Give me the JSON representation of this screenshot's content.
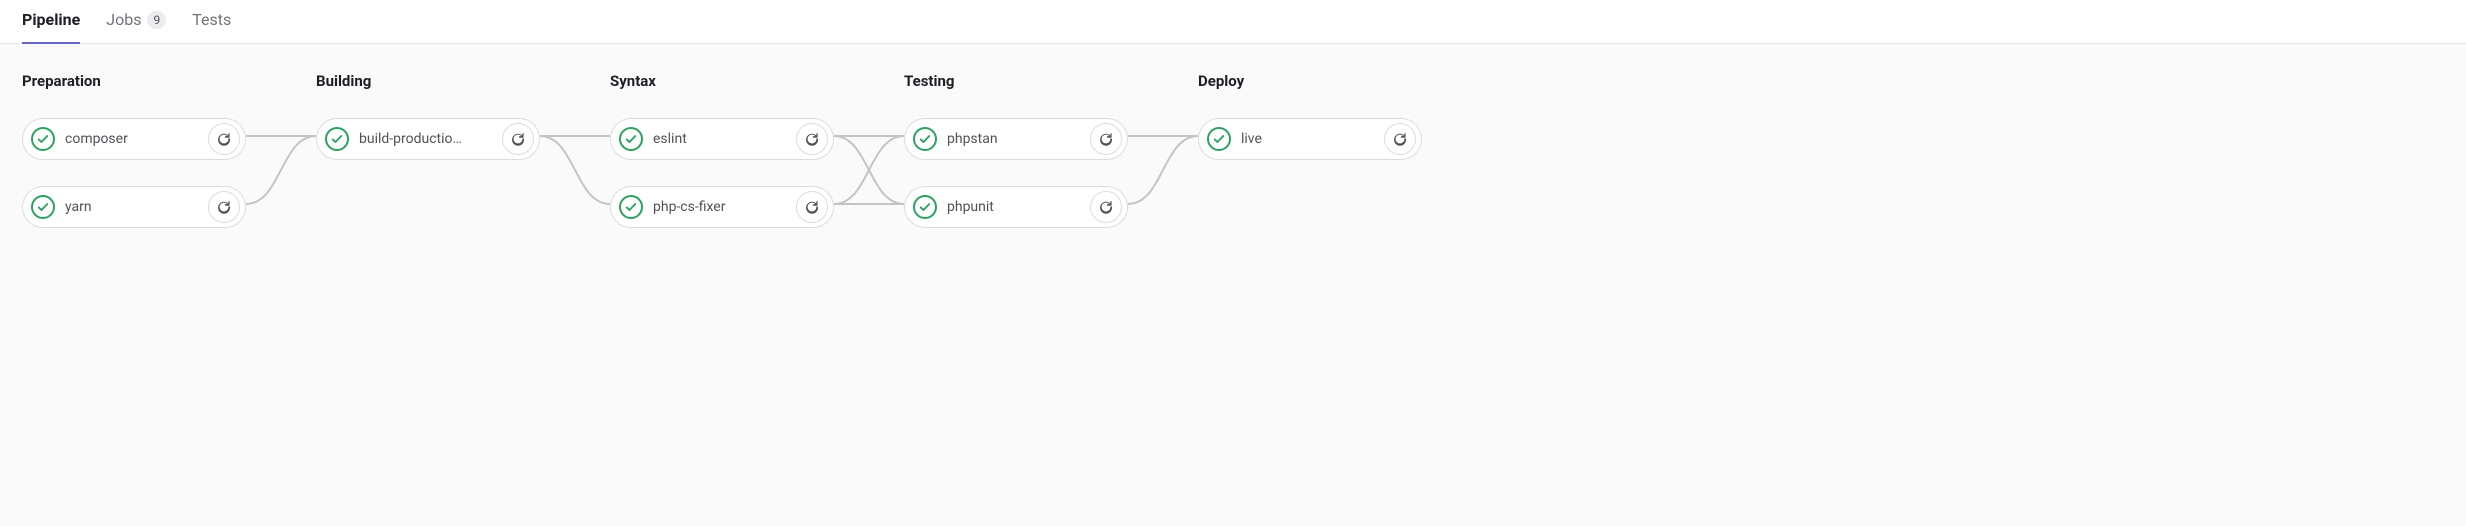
{
  "tabs": [
    {
      "label": "Pipeline",
      "active": true
    },
    {
      "label": "Jobs",
      "badge": "9",
      "active": false
    },
    {
      "label": "Tests",
      "active": false
    }
  ],
  "stages": [
    {
      "name": "Preparation",
      "jobs": [
        {
          "name": "composer",
          "status": "success"
        },
        {
          "name": "yarn",
          "status": "success"
        }
      ]
    },
    {
      "name": "Building",
      "jobs": [
        {
          "name": "build-productio…",
          "status": "success"
        }
      ]
    },
    {
      "name": "Syntax",
      "jobs": [
        {
          "name": "eslint",
          "status": "success"
        },
        {
          "name": "php-cs-fixer",
          "status": "success"
        }
      ]
    },
    {
      "name": "Testing",
      "jobs": [
        {
          "name": "phpstan",
          "status": "success"
        },
        {
          "name": "phpunit",
          "status": "success"
        }
      ]
    },
    {
      "name": "Deploy",
      "jobs": [
        {
          "name": "live",
          "status": "success"
        }
      ]
    }
  ]
}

▶ [What the task asks] Your task is to retype all the entries exactly and leave out any pictures.

▶ [Response to this task]
Give me the JSON representation of this screenshot's content.
{
  "tabs": [
    {
      "label": "Pipeline",
      "active": true
    },
    {
      "label": "Jobs",
      "badge": "9",
      "active": false
    },
    {
      "label": "Tests",
      "active": false
    }
  ],
  "stages": [
    {
      "name": "Preparation",
      "jobs": [
        {
          "name": "composer",
          "status": "success"
        },
        {
          "name": "yarn",
          "status": "success"
        }
      ]
    },
    {
      "name": "Building",
      "jobs": [
        {
          "name": "build-productio…",
          "status": "success"
        }
      ]
    },
    {
      "name": "Syntax",
      "jobs": [
        {
          "name": "eslint",
          "status": "success"
        },
        {
          "name": "php-cs-fixer",
          "status": "success"
        }
      ]
    },
    {
      "name": "Testing",
      "jobs": [
        {
          "name": "phpstan",
          "status": "success"
        },
        {
          "name": "phpunit",
          "status": "success"
        }
      ]
    },
    {
      "name": "Deploy",
      "jobs": [
        {
          "name": "live",
          "status": "success"
        }
      ]
    }
  ]
}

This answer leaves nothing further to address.